The problem: Reply with one number: how many lines contain the word "Noel".

Recorded information:

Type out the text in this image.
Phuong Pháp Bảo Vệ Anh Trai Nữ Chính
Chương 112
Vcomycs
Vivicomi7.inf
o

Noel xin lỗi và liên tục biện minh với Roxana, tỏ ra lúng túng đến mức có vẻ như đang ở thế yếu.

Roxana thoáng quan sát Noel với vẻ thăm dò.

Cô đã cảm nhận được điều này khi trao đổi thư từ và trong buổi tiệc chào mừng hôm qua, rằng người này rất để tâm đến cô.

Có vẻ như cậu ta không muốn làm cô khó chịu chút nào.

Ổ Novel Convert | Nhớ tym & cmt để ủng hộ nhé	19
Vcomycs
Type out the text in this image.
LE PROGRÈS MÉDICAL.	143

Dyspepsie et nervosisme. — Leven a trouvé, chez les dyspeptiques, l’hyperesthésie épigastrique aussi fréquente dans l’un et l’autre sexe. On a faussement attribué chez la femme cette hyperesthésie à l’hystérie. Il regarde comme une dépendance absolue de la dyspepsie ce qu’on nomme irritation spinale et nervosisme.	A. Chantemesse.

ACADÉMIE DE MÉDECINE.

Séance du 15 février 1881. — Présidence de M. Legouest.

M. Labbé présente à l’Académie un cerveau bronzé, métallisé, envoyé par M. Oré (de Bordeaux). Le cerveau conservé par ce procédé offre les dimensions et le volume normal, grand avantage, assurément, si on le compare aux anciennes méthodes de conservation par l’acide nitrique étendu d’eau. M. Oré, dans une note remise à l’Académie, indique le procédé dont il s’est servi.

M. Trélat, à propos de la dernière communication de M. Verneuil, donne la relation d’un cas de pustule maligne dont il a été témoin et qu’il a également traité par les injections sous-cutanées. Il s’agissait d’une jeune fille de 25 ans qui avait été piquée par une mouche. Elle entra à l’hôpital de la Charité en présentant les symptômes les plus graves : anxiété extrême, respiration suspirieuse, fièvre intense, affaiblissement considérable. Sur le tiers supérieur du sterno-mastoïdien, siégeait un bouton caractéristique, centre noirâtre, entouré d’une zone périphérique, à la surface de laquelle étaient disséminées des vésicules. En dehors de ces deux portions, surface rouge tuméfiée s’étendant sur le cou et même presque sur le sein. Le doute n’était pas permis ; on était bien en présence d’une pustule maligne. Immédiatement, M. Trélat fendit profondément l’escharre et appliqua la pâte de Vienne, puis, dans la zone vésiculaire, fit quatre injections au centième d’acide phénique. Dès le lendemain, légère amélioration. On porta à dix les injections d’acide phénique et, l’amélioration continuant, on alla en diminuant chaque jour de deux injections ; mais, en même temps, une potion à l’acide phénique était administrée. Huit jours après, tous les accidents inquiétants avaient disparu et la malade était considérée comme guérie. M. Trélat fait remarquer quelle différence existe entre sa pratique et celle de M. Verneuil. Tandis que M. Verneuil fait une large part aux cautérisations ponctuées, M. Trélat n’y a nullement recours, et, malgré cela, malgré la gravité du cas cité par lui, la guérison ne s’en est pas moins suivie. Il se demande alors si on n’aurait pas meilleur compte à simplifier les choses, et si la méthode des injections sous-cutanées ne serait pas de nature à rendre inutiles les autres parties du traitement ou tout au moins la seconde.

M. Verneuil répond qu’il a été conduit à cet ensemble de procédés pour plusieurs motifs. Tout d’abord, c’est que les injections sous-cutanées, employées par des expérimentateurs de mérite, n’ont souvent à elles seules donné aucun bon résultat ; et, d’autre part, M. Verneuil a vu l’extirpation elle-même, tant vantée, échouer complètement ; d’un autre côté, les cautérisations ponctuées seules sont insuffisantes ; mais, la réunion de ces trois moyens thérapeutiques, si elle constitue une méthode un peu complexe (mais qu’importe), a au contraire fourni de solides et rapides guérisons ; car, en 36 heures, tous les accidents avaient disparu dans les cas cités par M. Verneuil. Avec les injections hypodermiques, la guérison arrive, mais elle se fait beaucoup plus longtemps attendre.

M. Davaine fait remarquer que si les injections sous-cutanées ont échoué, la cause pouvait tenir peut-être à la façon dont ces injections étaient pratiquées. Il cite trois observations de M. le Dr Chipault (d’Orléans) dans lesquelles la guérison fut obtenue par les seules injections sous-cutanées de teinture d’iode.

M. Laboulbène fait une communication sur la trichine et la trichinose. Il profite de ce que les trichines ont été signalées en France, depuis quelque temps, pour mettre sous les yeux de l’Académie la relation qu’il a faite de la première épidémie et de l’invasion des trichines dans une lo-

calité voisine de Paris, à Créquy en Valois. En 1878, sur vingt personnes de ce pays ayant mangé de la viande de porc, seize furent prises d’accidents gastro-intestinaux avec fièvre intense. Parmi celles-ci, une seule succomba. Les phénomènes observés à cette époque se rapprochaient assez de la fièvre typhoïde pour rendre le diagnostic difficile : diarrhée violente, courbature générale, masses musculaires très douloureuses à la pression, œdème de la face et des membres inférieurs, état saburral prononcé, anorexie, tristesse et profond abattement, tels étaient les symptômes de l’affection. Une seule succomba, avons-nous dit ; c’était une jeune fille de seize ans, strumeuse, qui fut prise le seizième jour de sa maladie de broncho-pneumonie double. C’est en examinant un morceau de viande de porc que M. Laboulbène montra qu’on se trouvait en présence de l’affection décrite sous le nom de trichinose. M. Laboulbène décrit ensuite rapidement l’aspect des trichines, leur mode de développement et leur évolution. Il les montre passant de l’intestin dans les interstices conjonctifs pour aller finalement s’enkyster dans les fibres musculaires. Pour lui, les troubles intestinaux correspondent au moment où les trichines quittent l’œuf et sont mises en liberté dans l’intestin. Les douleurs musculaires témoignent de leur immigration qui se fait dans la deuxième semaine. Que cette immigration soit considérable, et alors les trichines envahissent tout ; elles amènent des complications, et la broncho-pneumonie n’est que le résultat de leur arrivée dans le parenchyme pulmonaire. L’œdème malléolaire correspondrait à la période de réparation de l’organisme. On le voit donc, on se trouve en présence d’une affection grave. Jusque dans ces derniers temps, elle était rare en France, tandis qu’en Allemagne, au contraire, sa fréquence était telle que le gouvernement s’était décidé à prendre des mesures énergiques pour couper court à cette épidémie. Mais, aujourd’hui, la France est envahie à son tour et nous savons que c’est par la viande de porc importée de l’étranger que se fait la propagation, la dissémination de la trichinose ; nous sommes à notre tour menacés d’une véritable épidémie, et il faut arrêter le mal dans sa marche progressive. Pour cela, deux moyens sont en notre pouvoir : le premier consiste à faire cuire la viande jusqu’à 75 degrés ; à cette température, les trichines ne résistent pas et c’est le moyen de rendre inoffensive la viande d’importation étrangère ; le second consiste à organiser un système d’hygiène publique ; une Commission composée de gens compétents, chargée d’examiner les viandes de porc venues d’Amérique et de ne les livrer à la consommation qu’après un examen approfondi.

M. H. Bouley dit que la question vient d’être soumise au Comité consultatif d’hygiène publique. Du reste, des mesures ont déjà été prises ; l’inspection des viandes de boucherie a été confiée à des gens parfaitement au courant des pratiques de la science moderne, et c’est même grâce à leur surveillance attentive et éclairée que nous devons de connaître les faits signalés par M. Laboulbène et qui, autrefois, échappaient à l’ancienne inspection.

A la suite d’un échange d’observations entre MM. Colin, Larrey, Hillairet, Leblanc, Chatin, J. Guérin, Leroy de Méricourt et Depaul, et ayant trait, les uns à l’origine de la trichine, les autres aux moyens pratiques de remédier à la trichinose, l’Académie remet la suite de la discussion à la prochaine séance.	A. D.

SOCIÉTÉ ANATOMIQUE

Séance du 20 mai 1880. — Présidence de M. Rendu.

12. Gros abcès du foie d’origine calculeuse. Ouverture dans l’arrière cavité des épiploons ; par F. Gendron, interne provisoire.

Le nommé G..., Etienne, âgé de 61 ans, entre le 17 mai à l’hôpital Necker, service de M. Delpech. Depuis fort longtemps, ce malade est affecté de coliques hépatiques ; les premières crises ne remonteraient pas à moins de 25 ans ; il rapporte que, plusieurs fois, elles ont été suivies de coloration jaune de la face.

Final answer: 2